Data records
■ ■ ■ ■ ■ ■ ■
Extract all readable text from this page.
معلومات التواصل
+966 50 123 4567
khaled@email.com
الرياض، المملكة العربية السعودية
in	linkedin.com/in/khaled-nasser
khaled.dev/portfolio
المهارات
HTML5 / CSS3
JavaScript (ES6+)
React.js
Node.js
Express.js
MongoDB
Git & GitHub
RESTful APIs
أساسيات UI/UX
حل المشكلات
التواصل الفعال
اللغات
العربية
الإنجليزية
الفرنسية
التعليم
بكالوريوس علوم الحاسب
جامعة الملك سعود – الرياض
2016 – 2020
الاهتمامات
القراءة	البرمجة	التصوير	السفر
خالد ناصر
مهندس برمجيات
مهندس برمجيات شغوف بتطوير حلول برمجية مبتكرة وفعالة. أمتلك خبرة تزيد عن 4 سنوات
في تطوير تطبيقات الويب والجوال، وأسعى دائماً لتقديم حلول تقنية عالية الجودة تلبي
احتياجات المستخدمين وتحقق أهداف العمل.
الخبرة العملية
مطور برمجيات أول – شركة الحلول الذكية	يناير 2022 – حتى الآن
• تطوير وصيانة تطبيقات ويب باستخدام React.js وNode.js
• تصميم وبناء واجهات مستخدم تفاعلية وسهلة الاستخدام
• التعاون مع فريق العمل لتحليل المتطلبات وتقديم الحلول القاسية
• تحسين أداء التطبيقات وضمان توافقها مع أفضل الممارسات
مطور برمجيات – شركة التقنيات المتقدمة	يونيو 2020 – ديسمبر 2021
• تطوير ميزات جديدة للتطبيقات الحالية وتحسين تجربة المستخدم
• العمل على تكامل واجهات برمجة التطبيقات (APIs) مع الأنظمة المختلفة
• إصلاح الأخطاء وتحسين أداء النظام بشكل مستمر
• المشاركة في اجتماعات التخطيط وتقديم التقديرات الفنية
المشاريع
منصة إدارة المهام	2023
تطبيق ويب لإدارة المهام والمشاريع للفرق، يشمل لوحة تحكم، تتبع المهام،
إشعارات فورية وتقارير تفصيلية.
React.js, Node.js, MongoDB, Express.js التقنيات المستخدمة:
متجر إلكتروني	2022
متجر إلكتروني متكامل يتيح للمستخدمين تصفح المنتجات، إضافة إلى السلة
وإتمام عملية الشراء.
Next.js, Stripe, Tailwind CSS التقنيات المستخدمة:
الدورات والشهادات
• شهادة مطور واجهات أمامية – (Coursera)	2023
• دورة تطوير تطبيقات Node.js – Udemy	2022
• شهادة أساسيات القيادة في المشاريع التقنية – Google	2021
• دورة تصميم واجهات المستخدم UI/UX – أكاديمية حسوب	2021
■ ■ ■ ■ ■ ■ ■
EXERCISE OBJECTIVE – Check every line of the data, and copy the ones that contain "المستخدمة".

ANSWER FOR THE TASK –
React.js, Node.js, MongoDB, Express.js التقنيات المستخدمة:
Next.js, Stripe, Tailwind CSS التقنيات المستخدمة:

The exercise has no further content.